__WHAT IS EXPECTED__
Pull out every line of the listing below that contains the string "price".

Saved entries
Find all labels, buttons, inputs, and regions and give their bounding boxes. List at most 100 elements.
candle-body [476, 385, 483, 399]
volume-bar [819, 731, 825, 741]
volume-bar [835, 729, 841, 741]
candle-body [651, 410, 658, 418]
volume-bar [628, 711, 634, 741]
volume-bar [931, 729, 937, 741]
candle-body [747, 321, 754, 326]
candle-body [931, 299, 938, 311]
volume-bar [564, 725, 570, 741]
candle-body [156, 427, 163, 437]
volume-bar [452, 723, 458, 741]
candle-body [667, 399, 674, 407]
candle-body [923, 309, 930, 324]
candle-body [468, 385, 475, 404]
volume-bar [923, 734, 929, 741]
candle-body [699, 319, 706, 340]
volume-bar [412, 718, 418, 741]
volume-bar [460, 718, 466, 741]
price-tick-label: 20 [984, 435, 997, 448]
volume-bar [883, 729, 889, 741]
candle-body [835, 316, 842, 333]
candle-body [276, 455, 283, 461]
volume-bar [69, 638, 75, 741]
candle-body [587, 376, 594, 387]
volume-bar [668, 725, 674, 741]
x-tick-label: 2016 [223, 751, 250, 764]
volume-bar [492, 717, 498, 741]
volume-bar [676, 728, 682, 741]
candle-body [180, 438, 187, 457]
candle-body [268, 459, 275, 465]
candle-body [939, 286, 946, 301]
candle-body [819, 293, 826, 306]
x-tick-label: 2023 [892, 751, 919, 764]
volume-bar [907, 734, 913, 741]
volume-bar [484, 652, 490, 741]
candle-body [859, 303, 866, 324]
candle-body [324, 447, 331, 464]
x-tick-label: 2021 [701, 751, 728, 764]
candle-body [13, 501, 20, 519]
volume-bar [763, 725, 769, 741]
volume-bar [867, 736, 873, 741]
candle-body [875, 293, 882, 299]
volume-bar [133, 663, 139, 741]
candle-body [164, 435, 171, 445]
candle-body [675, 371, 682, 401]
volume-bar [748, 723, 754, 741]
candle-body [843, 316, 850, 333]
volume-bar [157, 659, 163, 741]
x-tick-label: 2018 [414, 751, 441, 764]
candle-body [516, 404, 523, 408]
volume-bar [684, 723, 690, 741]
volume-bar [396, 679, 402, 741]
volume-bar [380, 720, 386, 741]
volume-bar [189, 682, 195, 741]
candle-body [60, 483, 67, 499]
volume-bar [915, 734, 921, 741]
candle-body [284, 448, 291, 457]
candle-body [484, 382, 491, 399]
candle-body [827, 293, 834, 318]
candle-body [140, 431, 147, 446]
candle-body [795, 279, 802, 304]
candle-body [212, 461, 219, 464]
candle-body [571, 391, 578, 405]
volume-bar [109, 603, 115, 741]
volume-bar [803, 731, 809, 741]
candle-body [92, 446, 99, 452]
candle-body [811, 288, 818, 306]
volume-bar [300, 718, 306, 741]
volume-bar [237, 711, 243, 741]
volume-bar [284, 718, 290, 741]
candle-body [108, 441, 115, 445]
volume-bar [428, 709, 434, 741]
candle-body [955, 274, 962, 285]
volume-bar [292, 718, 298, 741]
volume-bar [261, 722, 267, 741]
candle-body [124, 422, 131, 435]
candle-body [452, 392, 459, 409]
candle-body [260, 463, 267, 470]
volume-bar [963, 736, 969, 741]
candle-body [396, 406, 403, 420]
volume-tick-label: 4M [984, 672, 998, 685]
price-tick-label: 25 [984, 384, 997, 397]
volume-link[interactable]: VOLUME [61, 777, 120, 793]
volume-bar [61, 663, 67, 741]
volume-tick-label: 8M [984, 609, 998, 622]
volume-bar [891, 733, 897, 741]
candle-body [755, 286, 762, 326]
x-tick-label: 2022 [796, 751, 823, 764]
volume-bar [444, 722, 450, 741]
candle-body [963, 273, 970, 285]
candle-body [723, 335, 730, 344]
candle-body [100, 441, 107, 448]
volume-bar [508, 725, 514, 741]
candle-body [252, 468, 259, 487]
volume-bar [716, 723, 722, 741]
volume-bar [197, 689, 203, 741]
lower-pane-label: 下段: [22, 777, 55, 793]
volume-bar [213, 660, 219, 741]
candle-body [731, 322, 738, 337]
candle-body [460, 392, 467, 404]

__RIGHT ANSWER__
price-tick-label: 20 [984, 435, 997, 448]
price-tick-label: 25 [984, 384, 997, 397]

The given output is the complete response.